> **Instruction**:
Write out the listing in full, matching it word for word.

*-*-*

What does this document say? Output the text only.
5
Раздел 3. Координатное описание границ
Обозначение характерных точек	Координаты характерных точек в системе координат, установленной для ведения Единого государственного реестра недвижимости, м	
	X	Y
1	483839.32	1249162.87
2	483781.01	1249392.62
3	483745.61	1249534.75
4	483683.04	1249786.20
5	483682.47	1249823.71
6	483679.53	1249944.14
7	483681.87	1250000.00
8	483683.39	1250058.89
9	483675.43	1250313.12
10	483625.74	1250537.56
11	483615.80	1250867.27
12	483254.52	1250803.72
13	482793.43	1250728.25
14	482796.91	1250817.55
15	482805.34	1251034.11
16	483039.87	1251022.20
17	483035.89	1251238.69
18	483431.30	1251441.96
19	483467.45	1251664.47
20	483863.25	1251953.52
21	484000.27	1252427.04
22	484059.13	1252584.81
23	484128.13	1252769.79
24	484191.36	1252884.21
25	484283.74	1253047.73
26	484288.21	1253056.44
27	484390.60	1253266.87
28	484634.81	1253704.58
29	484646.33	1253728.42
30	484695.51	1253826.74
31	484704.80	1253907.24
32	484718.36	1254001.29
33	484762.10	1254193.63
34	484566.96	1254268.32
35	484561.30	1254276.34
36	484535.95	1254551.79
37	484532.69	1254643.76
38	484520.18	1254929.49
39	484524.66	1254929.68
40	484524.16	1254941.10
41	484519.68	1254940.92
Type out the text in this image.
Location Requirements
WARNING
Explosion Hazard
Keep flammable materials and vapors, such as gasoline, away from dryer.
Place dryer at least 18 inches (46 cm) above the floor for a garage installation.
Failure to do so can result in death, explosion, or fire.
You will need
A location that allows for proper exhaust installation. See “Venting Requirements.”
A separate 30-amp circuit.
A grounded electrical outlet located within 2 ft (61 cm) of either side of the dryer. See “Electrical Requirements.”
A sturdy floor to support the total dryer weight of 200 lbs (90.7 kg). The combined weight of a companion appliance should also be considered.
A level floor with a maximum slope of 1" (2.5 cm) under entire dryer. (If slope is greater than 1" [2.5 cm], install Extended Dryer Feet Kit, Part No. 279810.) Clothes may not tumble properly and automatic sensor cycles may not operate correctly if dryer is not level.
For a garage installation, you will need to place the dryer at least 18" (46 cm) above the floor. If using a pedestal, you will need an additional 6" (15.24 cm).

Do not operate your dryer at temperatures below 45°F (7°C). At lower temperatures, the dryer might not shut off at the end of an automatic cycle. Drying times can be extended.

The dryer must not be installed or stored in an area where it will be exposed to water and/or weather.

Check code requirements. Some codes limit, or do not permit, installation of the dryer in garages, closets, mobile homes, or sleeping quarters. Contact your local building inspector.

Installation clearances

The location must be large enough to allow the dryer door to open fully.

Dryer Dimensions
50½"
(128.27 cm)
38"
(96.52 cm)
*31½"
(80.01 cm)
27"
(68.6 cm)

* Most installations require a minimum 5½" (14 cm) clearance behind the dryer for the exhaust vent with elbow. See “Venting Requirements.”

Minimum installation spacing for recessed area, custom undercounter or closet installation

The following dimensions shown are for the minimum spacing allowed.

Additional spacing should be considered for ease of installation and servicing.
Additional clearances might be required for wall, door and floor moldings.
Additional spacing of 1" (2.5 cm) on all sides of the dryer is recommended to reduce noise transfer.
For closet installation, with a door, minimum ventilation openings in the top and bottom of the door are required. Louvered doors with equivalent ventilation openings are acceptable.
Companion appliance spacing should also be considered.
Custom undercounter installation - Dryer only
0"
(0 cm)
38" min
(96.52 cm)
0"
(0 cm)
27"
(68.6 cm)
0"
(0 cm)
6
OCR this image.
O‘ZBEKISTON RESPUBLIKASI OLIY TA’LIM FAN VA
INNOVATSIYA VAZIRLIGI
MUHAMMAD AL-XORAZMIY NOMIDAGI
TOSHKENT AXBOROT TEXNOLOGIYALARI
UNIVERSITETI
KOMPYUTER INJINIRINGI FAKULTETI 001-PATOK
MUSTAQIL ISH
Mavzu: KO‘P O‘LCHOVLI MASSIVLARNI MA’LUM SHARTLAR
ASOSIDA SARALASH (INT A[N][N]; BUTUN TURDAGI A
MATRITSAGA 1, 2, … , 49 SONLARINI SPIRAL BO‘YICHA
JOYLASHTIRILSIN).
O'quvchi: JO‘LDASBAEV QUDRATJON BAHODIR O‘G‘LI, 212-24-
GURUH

*-*-*

> **Response to the exercise**:
What does this document say? Output the text only.
5
Раздел 3. Координатное описание границ
Обозначение характерных точек	Координаты характерных точек в системе координат, установленной для ведения Единого государственного реестра недвижимости, м	
	X	Y
1	483839.32	1249162.87
2	483781.01	1249392.62
3	483745.61	1249534.75
4	483683.04	1249786.20
5	483682.47	1249823.71
6	483679.53	1249944.14
7	483681.87	1250000.00
8	483683.39	1250058.89
9	483675.43	1250313.12
10	483625.74	1250537.56
11	483615.80	1250867.27
12	483254.52	1250803.72
13	482793.43	1250728.25
14	482796.91	1250817.55
15	482805.34	1251034.11
16	483039.87	1251022.20
17	483035.89	1251238.69
18	483431.30	1251441.96
19	483467.45	1251664.47
20	483863.25	1251953.52
21	484000.27	1252427.04
22	484059.13	1252584.81
23	484128.13	1252769.79
24	484191.36	1252884.21
25	484283.74	1253047.73
26	484288.21	1253056.44
27	484390.60	1253266.87
28	484634.81	1253704.58
29	484646.33	1253728.42
30	484695.51	1253826.74
31	484704.80	1253907.24
32	484718.36	1254001.29
33	484762.10	1254193.63
34	484566.96	1254268.32
35	484561.30	1254276.34
36	484535.95	1254551.79
37	484532.69	1254643.76
38	484520.18	1254929.49
39	484524.66	1254929.68
40	484524.16	1254941.10
41	484519.68	1254940.92
Type out the text in this image.
Location Requirements
WARNING
Explosion Hazard
Keep flammable materials and vapors, such as gasoline, away from dryer.
Place dryer at least 18 inches (46 cm) above the floor for a garage installation.
Failure to do so can result in death, explosion, or fire.
You will need
A location that allows for proper exhaust installation. See “Venting Requirements.”
A separate 30-amp circuit.
A grounded electrical outlet located within 2 ft (61 cm) of either side of the dryer. See “Electrical Requirements.”
A sturdy floor to support the total dryer weight of 200 lbs (90.7 kg). The combined weight of a companion appliance should also be considered.
A level floor with a maximum slope of 1" (2.5 cm) under entire dryer. (If slope is greater than 1" [2.5 cm], install Extended Dryer Feet Kit, Part No. 279810.) Clothes may not tumble properly and automatic sensor cycles may not operate correctly if dryer is not level.
For a garage installation, you will need to place the dryer at least 18" (46 cm) above the floor. If using a pedestal, you will need an additional 6" (15.24 cm).

Do not operate your dryer at temperatures below 45°F (7°C). At lower temperatures, the dryer might not shut off at the end of an automatic cycle. Drying times can be extended.

The dryer must not be installed or stored in an area where it will be exposed to water and/or weather.

Check code requirements. Some codes limit, or do not permit, installation of the dryer in garages, closets, mobile homes, or sleeping quarters. Contact your local building inspector.

Installation clearances

The location must be large enough to allow the dryer door to open fully.

Dryer Dimensions
50½"
(128.27 cm)
38"
(96.52 cm)
*31½"
(80.01 cm)
27"
(68.6 cm)

* Most installations require a minimum 5½" (14 cm) clearance behind the dryer for the exhaust vent with elbow. See “Venting Requirements.”

Minimum installation spacing for recessed area, custom undercounter or closet installation

The following dimensions shown are for the minimum spacing allowed.

Additional spacing should be considered for ease of installation and servicing.
Additional clearances might be required for wall, door and floor moldings.
Additional spacing of 1" (2.5 cm) on all sides of the dryer is recommended to reduce noise transfer.
For closet installation, with a door, minimum ventilation openings in the top and bottom of the door are required. Louvered doors with equivalent ventilation openings are acceptable.
Companion appliance spacing should also be considered.
Custom undercounter installation - Dryer only
0"
(0 cm)
38" min
(96.52 cm)
0"
(0 cm)
27"
(68.6 cm)
0"
(0 cm)
6
OCR this image.
O‘ZBEKISTON RESPUBLIKASI OLIY TA’LIM FAN VA
INNOVATSIYA VAZIRLIGI
MUHAMMAD AL-XORAZMIY NOMIDAGI
TOSHKENT AXBOROT TEXNOLOGIYALARI
UNIVERSITETI
KOMPYUTER INJINIRINGI FAKULTETI 001-PATOK
MUSTAQIL ISH
Mavzu: KO‘P O‘LCHOVLI MASSIVLARNI MA’LUM SHARTLAR
ASOSIDA SARALASH (INT A[N][N]; BUTUN TURDAGI A
MATRITSAGA 1, 2, … , 49 SONLARINI SPIRAL BO‘YICHA
JOYLASHTIRILSIN).
O'quvchi: JO‘LDASBAEV QUDRATJON BAHODIR O‘G‘LI, 212-24-
GURUH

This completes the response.